* [Stated goal]
Find the number of lines below in which the word "双周频率" appears, and write that number only.
[START Input rows]
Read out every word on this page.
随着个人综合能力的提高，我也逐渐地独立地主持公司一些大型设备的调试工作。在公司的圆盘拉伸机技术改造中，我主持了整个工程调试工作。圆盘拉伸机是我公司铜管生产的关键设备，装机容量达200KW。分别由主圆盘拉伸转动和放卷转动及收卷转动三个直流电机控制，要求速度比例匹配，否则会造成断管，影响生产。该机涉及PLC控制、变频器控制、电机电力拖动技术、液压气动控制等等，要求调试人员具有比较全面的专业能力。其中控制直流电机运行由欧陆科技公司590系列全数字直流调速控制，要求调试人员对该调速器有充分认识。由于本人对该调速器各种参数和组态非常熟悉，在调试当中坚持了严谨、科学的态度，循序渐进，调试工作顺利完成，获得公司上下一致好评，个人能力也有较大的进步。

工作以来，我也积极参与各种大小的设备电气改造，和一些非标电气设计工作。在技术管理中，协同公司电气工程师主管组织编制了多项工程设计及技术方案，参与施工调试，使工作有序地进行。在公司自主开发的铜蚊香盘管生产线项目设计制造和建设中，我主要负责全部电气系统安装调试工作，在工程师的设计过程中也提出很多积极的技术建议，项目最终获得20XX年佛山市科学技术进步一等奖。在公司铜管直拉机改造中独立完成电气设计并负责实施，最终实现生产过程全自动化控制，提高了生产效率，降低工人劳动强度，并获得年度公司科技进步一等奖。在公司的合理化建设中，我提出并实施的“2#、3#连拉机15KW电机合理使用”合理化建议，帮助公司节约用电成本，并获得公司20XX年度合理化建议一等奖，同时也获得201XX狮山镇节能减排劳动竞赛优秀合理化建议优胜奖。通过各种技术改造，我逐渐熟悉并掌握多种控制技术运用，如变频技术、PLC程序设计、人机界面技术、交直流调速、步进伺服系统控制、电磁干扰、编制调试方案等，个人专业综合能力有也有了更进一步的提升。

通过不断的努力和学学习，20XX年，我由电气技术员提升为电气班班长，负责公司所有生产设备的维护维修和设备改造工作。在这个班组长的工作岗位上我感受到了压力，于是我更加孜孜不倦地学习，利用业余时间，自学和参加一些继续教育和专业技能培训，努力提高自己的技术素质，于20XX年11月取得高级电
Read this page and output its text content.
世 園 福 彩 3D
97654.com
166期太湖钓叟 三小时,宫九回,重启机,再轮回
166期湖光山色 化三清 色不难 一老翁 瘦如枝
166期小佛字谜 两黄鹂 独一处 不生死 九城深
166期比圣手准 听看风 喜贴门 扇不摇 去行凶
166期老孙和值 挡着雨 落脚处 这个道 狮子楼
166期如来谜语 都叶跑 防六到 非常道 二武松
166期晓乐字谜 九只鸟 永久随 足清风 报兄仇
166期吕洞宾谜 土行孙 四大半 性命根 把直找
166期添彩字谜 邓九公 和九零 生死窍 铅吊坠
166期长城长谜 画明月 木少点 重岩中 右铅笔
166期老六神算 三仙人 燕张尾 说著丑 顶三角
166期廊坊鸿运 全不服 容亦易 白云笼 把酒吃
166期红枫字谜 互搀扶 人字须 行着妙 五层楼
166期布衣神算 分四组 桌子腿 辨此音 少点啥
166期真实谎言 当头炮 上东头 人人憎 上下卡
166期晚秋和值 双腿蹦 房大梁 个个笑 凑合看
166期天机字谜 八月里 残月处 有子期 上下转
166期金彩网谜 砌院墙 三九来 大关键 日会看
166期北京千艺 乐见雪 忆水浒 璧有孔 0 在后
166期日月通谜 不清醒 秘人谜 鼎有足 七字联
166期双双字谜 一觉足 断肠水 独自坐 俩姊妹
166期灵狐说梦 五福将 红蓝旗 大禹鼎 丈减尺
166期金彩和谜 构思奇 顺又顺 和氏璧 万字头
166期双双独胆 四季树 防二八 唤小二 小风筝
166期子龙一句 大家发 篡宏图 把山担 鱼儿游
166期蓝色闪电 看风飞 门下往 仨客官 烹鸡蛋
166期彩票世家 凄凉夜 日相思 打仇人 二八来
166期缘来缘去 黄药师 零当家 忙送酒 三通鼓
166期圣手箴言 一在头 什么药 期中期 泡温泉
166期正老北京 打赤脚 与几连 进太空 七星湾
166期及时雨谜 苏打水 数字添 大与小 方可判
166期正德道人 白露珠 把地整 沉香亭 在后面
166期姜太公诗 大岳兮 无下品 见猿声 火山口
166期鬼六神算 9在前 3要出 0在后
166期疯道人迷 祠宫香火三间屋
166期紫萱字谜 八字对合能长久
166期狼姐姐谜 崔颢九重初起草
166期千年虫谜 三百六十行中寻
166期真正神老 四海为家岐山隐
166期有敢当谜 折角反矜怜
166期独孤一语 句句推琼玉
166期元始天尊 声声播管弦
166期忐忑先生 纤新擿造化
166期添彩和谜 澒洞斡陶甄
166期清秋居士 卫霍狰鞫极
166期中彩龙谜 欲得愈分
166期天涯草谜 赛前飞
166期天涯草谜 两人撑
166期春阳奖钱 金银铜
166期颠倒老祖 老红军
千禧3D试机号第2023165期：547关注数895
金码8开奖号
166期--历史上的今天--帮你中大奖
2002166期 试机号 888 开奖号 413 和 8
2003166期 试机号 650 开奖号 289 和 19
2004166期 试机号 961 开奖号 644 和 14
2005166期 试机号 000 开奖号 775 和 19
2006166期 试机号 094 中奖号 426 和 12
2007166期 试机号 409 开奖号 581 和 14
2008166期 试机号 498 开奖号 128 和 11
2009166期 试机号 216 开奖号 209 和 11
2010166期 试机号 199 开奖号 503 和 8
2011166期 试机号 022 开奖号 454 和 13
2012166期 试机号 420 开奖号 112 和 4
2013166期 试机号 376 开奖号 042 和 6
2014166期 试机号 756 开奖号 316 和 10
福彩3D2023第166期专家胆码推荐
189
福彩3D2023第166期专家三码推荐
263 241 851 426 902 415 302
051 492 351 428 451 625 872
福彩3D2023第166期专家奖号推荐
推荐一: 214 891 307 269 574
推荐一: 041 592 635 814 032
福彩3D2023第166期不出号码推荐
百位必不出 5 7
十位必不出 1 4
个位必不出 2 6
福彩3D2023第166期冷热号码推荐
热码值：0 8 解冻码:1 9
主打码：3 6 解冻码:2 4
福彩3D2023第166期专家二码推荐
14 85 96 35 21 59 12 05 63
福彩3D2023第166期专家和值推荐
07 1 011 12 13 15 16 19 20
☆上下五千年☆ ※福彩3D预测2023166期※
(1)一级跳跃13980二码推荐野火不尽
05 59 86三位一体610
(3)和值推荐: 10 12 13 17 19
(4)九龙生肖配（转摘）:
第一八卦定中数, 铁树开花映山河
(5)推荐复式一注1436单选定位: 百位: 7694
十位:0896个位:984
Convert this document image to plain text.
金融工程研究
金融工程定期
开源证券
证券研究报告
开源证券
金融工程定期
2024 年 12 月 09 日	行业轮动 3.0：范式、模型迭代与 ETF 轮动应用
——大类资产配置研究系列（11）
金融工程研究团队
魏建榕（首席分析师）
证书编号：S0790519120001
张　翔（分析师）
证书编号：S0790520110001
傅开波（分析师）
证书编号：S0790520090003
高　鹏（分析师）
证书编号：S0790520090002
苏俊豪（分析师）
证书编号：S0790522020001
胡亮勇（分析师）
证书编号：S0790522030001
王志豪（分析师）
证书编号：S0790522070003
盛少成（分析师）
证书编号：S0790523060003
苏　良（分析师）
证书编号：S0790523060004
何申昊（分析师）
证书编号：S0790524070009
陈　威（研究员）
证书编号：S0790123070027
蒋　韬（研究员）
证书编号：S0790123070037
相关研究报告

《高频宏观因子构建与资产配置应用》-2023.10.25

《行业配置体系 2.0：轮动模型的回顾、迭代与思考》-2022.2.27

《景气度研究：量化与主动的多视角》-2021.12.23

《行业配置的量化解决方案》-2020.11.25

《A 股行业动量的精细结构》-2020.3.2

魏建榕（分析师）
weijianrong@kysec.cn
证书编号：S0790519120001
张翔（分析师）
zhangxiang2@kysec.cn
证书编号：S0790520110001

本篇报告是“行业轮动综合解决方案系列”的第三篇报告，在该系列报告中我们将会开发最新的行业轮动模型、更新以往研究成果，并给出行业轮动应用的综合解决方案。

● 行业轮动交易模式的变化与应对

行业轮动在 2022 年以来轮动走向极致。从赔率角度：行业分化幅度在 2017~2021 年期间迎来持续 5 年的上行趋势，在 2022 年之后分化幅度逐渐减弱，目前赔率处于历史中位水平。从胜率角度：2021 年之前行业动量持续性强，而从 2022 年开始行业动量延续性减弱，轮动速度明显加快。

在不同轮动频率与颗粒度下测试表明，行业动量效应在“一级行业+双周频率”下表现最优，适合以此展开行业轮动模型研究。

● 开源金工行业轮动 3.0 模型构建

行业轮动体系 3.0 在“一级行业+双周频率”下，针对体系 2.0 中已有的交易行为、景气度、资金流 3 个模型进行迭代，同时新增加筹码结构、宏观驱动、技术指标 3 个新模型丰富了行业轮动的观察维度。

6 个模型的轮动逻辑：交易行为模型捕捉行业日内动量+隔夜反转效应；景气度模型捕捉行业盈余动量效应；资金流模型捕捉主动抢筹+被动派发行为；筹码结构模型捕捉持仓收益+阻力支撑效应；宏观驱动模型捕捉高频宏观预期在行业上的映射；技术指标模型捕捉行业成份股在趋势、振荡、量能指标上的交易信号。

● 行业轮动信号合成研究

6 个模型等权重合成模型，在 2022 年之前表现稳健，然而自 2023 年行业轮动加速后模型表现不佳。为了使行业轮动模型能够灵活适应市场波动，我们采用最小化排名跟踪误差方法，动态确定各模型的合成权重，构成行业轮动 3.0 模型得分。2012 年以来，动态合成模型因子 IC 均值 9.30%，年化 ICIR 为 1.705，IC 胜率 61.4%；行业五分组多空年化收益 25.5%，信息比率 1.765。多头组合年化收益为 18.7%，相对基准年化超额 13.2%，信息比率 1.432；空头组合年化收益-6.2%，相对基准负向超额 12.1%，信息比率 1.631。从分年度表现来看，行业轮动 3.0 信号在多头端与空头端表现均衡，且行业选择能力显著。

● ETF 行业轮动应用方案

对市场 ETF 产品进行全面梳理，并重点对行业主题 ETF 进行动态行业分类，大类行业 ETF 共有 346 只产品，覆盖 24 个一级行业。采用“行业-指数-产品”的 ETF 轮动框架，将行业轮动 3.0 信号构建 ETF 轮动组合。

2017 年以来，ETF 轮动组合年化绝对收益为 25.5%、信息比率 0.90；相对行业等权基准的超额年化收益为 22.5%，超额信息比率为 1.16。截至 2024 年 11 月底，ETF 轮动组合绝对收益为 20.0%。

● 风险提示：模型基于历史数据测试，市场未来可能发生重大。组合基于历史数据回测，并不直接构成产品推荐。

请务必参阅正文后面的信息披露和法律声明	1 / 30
[END Input rows]
* [Response]
2